| About this exercise |
For the listing below, how many lines contain the word "derivatives"? Answer with only that figure.

++++ Task material ++++

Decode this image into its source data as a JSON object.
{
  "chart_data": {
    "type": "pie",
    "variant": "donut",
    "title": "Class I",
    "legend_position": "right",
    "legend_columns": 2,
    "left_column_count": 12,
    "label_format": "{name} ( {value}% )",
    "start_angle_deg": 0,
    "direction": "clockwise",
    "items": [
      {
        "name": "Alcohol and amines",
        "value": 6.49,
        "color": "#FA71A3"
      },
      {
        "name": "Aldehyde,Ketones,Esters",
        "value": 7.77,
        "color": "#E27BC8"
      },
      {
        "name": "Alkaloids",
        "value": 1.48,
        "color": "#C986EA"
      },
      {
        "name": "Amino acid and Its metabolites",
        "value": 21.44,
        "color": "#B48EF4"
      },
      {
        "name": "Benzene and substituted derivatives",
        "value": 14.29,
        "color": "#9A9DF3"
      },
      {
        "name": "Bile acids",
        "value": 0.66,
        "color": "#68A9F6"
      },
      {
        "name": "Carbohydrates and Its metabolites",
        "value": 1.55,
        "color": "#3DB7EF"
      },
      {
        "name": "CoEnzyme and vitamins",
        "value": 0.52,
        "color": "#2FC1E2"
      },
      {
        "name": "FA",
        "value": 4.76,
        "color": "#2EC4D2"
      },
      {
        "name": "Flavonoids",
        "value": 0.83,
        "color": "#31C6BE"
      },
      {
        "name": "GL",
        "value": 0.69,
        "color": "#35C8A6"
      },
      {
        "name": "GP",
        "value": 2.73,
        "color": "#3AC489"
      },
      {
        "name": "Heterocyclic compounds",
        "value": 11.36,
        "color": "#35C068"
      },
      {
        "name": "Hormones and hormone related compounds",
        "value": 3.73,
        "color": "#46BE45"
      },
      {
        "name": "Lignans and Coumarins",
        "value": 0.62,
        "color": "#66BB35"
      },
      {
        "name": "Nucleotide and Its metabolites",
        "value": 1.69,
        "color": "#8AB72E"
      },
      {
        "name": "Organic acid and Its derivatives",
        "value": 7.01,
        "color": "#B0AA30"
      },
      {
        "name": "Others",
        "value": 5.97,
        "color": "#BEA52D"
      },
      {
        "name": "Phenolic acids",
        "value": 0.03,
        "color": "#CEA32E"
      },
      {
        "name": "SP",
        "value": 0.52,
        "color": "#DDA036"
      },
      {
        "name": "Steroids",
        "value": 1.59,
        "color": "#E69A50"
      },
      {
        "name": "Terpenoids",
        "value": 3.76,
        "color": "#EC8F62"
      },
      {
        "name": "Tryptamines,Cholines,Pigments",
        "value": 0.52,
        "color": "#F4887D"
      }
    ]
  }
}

++++

| Result below |
2